Directions for this task: Transcribe the entries that follow exactly as they appear, minus pictures.

(Recorded data)
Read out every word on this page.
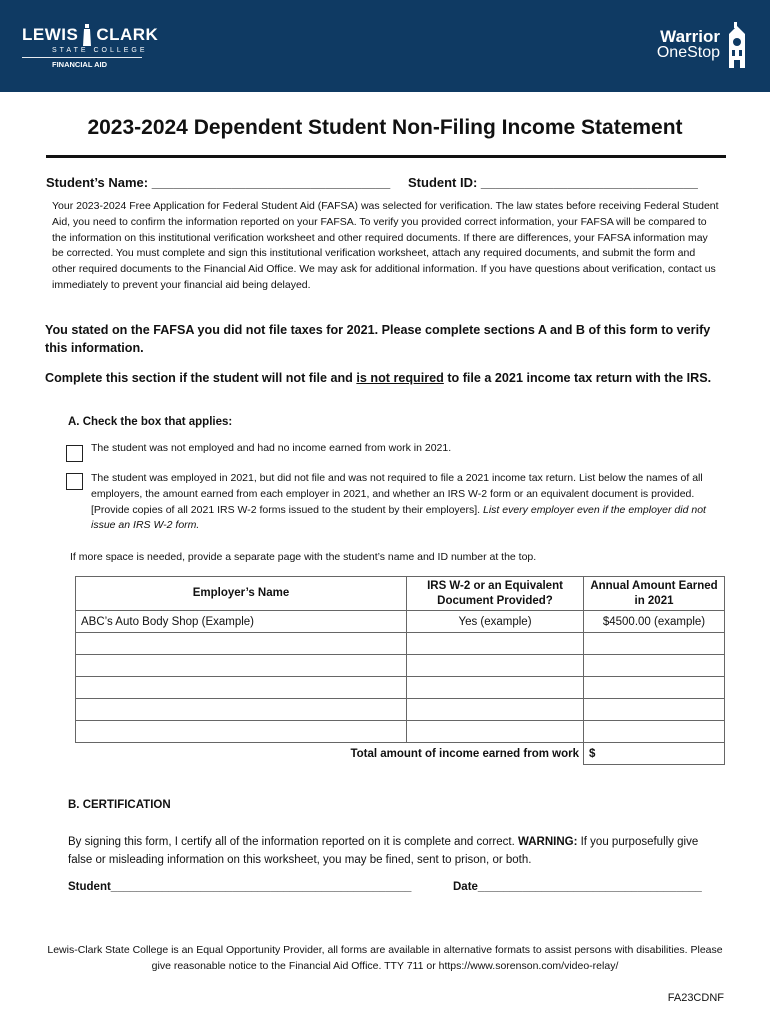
LEWIS CLARK
STATE COLLEGE
FINANCIAL AID
Warrior
OneStop
2023-2024 Dependent Student Non-Filing Income Statement
Student’s Name: _________________________________ Student ID: ______________________________
Your 2023-2024 Free Application for Federal Student Aid (FAFSA) was selected for verification. The law states before receiving Federal Student Aid, you need to confirm the information reported on your FAFSA. To verify you provided correct information, your FAFSA will be compared to the information on this institutional verification worksheet and other required documents. If there are differences, your FAFSA information may be corrected. You must complete and sign this institutional verification worksheet, attach any required documents, and submit the form and other required documents to the Financial Aid Office. We may ask for additional information. If you have questions about verification, contact us immediately to prevent your financial aid being delayed.
You stated on the FAFSA you did not file taxes for 2021. Please complete sections A and B of this form to verify this information.
Complete this section if the student will not file and is not required to file a 2021 income tax return with the IRS.
A. Check the box that applies:
The student was not employed and had no income earned from work in 2021.
The student was employed in 2021, but did not file and was not required to file a 2021 income tax return. List below the names of all employers, the amount earned from each employer in 2021, and whether an IRS W-2 form or an equivalent document is provided. [Provide copies of all 2021 IRS W-2 forms issued to the student by their employers]. List every employer even if the employer did not issue an IRS W-2 form.
If more space is needed, provide a separate page with the student’s name and ID number at the top.
Employer’s Name	IRS W-2 or an Equivalent Document Provided?	Annual Amount Earned in 2021
ABC’s Auto Body Shop (Example)	Yes (example)	$4500.00 (example)

Total amount of income earned from work		$
B. CERTIFICATION
By signing this form, I certify all of the information reported on it is complete and correct. WARNING: If you purposefully give false or misleading information on this worksheet, you may be fined, sent to prison, or both.
Student_______________________________________________	Date___________________________________
Lewis-Clark State College is an Equal Opportunity Provider, all forms are available in alternative formats to assist persons with disabilities. Please give reasonable notice to the Financial Aid Office. TTY 711 or https://www.sorenson.com/video-relay/
FA23CDNF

Task answer:
Read out every word on this page.
LEWIS CLARK
STATE COLLEGE
FINANCIAL AID
Warrior
OneStop
2023-2024 Dependent Student Non-Filing Income Statement
Student’s Name: _________________________________ Student ID: ______________________________
Your 2023-2024 Free Application for Federal Student Aid (FAFSA) was selected for verification. The law states before receiving Federal Student Aid, you need to confirm the information reported on your FAFSA. To verify you provided correct information, your FAFSA will be compared to the information on this institutional verification worksheet and other required documents. If there are differences, your FAFSA information may be corrected. You must complete and sign this institutional verification worksheet, attach any required documents, and submit the form and other required documents to the Financial Aid Office. We may ask for additional information. If you have questions about verification, contact us immediately to prevent your financial aid being delayed.
You stated on the FAFSA you did not file taxes for 2021. Please complete sections A and B of this form to verify this information.
Complete this section if the student will not file and is not required to file a 2021 income tax return with the IRS.
A. Check the box that applies:
The student was not employed and had no income earned from work in 2021.
The student was employed in 2021, but did not file and was not required to file a 2021 income tax return. List below the names of all employers, the amount earned from each employer in 2021, and whether an IRS W-2 form or an equivalent document is provided. [Provide copies of all 2021 IRS W-2 forms issued to the student by their employers]. List every employer even if the employer did not issue an IRS W-2 form.
If more space is needed, provide a separate page with the student’s name and ID number at the top.
Employer’s Name	IRS W-2 or an Equivalent Document Provided?	Annual Amount Earned in 2021
ABC’s Auto Body Shop (Example)	Yes (example)	$4500.00 (example)

Total amount of income earned from work		$
B. CERTIFICATION
By signing this form, I certify all of the information reported on it is complete and correct. WARNING: If you purposefully give false or misleading information on this worksheet, you may be fined, sent to prison, or both.
Student_______________________________________________	Date___________________________________
Lewis-Clark State College is an Equal Opportunity Provider, all forms are available in alternative formats to assist persons with disabilities. Please give reasonable notice to the Financial Aid Office. TTY 711 or https://www.sorenson.com/video-relay/
FA23CDNF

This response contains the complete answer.